* start *

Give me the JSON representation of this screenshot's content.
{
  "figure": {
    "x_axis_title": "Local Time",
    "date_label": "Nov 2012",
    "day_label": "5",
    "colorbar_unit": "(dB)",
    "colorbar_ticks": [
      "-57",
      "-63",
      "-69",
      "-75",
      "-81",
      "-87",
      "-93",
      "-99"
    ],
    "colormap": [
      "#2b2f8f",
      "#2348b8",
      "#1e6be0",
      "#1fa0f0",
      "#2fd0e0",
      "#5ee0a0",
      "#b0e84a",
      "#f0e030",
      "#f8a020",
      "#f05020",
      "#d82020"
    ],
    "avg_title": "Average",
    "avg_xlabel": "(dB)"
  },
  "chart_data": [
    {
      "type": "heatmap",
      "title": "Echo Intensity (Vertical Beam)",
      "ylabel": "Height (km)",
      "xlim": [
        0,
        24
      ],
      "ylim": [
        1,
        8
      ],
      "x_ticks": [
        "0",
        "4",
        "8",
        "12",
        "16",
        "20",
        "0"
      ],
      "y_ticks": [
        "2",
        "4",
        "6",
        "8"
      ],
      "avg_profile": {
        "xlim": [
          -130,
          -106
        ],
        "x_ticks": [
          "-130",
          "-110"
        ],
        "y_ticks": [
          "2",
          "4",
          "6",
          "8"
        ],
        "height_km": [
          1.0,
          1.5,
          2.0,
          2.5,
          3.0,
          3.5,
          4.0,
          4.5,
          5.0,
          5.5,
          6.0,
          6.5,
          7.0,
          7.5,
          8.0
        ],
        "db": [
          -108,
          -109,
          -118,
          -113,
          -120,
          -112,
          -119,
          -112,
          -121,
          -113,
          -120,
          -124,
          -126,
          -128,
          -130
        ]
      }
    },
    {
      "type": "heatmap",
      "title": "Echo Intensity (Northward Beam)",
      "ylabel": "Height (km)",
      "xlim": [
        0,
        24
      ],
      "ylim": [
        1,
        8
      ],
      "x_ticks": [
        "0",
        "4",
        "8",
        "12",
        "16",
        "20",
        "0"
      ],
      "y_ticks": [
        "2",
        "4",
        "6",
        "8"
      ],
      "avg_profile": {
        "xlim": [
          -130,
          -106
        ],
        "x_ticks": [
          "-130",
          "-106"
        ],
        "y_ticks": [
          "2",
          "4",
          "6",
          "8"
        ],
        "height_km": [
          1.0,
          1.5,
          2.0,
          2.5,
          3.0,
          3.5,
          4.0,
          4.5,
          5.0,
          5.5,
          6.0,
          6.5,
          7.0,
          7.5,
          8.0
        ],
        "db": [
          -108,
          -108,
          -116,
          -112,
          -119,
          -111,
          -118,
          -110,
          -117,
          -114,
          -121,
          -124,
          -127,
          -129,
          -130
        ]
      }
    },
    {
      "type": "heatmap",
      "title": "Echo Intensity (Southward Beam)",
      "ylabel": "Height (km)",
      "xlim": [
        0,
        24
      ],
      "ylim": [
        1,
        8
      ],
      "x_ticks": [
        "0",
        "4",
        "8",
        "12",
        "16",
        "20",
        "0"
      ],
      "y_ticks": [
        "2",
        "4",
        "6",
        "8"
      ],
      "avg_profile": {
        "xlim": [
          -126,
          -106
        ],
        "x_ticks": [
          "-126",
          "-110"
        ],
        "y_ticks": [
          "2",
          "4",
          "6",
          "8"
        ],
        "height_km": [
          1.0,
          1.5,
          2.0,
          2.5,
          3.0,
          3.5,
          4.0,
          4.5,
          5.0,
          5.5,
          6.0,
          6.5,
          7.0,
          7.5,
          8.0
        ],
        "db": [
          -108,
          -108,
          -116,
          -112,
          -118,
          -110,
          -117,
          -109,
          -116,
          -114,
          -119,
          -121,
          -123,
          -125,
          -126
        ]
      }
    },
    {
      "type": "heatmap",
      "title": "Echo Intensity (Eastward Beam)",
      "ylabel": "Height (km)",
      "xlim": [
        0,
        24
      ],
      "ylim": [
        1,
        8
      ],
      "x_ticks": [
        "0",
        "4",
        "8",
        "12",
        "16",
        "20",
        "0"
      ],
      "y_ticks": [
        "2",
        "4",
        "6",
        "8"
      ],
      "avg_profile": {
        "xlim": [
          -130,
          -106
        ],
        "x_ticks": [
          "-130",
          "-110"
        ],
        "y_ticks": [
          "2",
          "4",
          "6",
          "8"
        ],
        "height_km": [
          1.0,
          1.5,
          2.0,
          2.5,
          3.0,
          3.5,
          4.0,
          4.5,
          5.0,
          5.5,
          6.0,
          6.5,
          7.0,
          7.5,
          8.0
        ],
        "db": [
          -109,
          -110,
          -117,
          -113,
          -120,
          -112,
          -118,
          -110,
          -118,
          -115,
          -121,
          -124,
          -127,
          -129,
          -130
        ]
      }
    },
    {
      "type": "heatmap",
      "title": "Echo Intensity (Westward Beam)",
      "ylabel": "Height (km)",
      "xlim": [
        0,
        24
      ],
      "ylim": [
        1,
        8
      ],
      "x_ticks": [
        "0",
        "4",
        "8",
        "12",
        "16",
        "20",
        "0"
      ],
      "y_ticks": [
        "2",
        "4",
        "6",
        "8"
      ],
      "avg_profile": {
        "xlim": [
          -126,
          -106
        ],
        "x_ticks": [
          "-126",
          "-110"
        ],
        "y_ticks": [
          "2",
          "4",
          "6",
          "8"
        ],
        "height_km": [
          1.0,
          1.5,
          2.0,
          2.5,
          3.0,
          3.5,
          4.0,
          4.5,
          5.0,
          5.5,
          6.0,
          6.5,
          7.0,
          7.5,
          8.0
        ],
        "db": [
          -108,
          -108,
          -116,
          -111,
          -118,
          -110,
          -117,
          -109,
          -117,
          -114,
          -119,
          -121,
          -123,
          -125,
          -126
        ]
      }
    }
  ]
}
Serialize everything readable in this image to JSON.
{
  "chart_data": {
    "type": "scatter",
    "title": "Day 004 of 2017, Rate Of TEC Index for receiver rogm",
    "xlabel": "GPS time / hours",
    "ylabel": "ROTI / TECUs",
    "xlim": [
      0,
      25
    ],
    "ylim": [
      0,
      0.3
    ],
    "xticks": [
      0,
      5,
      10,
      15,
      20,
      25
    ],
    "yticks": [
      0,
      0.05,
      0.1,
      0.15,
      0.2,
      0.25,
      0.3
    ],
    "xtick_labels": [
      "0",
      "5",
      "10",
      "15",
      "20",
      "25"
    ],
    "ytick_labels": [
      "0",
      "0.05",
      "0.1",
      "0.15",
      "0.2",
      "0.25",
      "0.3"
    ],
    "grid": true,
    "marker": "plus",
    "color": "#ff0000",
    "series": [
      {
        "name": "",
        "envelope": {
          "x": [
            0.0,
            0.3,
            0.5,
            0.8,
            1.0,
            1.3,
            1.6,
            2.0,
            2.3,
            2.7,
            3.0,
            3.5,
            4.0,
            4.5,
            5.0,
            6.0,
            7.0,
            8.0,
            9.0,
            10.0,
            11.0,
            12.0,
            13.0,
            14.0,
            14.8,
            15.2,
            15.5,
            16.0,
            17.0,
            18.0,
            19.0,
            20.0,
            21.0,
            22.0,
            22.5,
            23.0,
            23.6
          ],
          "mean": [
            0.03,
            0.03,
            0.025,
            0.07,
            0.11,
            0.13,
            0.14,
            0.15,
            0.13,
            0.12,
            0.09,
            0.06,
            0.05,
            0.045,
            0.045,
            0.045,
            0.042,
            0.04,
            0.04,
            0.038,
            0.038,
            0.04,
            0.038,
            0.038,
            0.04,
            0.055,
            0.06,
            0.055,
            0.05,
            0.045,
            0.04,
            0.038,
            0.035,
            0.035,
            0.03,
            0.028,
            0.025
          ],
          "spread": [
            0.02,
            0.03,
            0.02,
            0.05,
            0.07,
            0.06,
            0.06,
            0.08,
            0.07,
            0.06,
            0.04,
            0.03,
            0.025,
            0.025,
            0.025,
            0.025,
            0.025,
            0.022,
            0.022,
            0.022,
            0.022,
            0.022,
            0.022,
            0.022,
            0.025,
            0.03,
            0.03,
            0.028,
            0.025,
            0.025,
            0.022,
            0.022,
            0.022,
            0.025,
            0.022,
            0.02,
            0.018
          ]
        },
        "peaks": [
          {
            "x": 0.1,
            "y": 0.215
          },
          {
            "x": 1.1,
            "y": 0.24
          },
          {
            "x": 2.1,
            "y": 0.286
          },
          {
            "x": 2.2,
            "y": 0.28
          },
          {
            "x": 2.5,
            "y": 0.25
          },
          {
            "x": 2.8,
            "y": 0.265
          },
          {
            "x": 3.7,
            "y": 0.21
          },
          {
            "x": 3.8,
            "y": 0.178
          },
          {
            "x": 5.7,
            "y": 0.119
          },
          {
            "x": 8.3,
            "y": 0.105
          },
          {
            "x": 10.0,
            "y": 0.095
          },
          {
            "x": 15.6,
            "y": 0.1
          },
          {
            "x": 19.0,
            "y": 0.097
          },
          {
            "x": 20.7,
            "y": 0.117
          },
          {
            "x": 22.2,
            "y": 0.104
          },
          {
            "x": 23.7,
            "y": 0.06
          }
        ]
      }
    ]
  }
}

* end *

## The exercise
Search the data for the string "Beam" and copy each line where it appears.

## Problem solution
      "title": "Echo Intensity (Vertical Beam)",
      "title": "Echo Intensity (Northward Beam)",
      "title": "Echo Intensity (Southward Beam)",
      "title": "Echo Intensity (Eastward Beam)",
      "title": "Echo Intensity (Westward Beam)",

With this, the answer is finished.